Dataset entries
= = = =

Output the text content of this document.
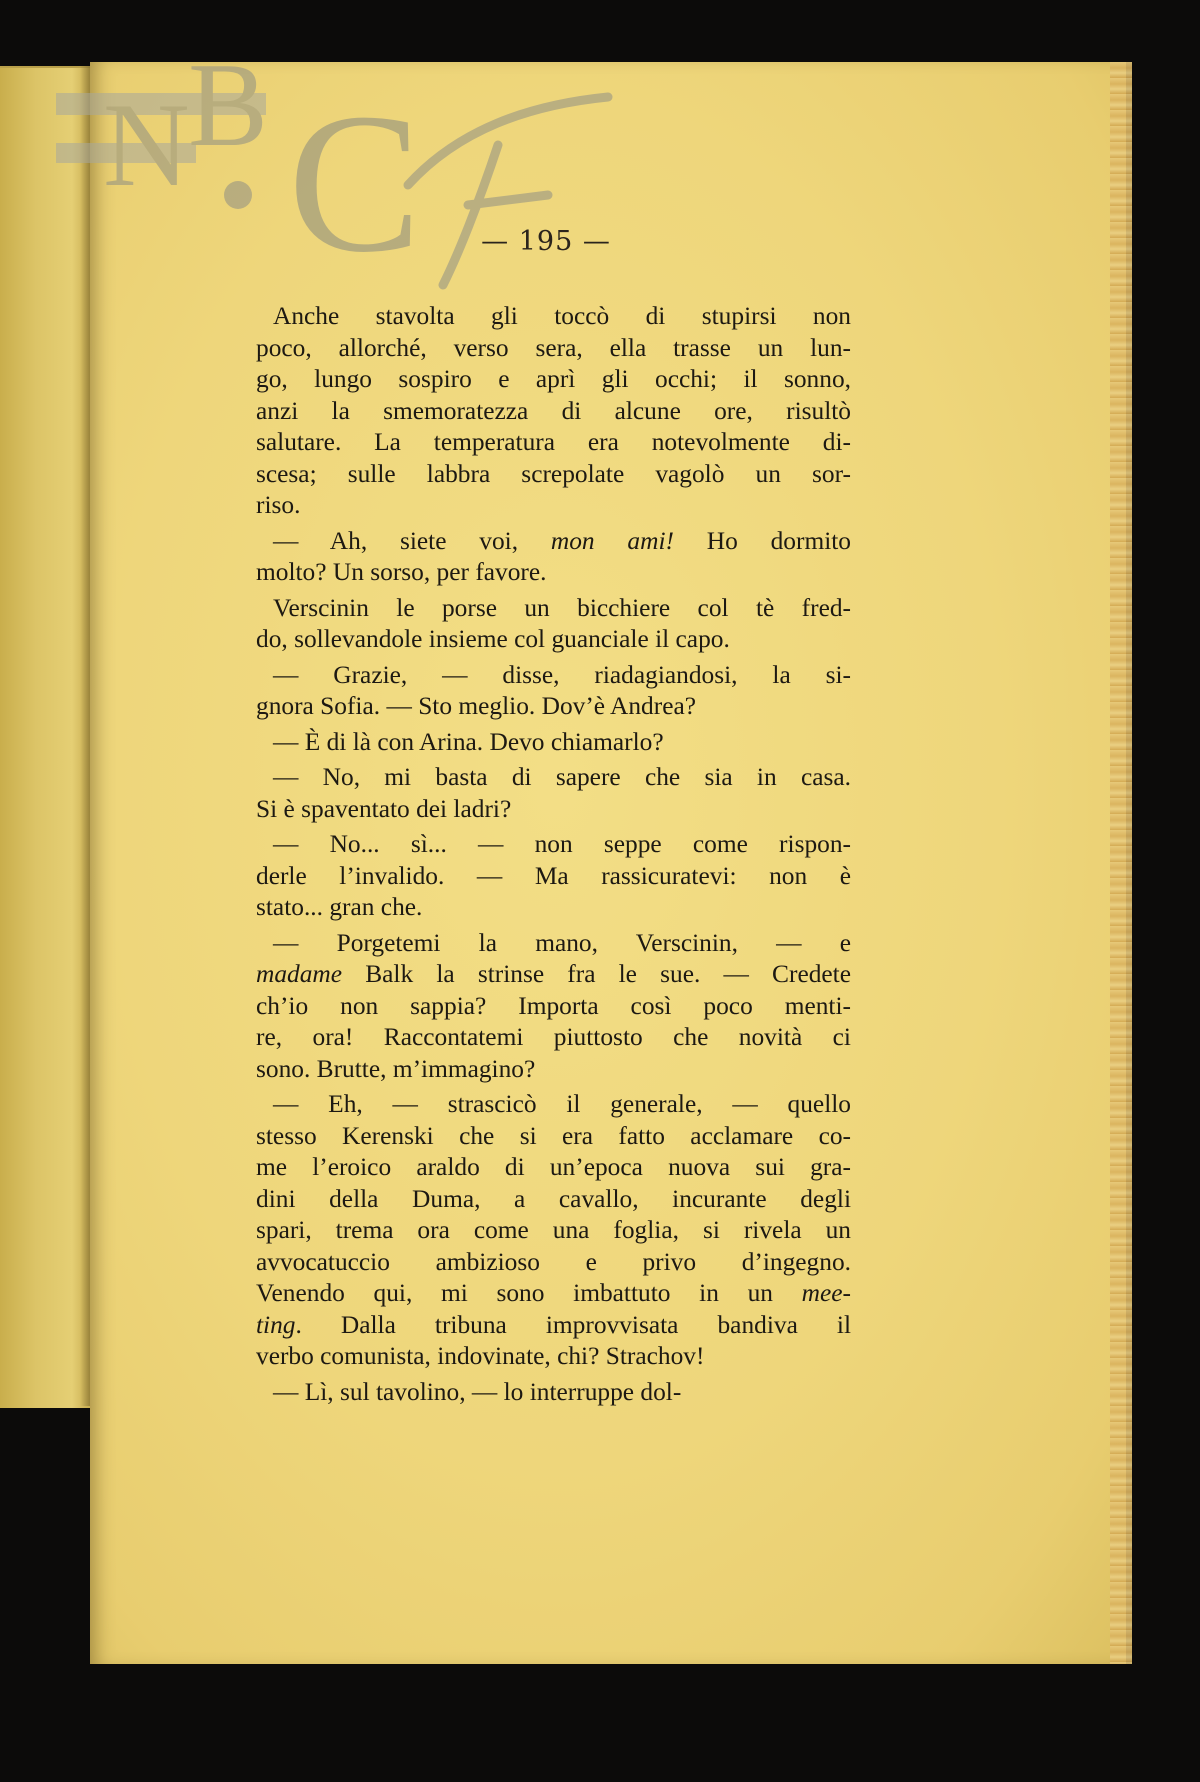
N
B C	— 195 —
Anche stavolta gli toccò di stupirsi non
poco, allorché, verso sera, ella trasse un lun-
go, lungo sospiro e aprì gli occhi; il sonno,
anzi la smemoratezza di alcune ore, risultò
salutare. La temperatura era notevolmente di-
scesa; sulle labbra screpolate vagolò un sor-
riso.
— Ah, siete voi, mon ami! Ho dormito
molto? Un sorso, per favore.
Verscinin le porse un bicchiere col tè fred-
do, sollevandole insieme col guanciale il capo.
— Grazie, — disse, riadagiandosi, la si-
gnora Sofia. — Sto meglio. Dov’è Andrea?
— È di là con Arina. Devo chiamarlo?
— No, mi basta di sapere che sia in casa.
Si è spaventato dei ladri?
— No... sì... — non seppe come rispon-
derle l’invalido. — Ma rassicuratevi: non è
stato... gran che.
— Porgetemi la mano, Verscinin, — e
madame Balk la strinse fra le sue. — Credete
ch’io non sappia? Importa così poco menti-
re, ora! Raccontatemi piuttosto che novità ci
sono. Brutte, m’immagino?
— Eh, — strascicò il generale, — quello
stesso Kerenski che si era fatto acclamare co-
me l’eroico araldo di un’epoca nuova sui gra-
dini della Duma, a cavallo, incurante degli
spari, trema ora come una foglia, si rivela un
avvocatuccio ambizioso e privo d’ingegno.
Venendo qui, mi sono imbattuto in un mee-
ting. Dalla tribuna improvvisata bandiva il
verbo comunista, indovinate, chi? Strachov!
— Lì, sul tavolino, — lo interruppe dol-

= = = =

THE PROBLEM:
Tally how many lines of the material contain the word "Verscinin". The answer must be the number and nothing else.

RESPONSE:
2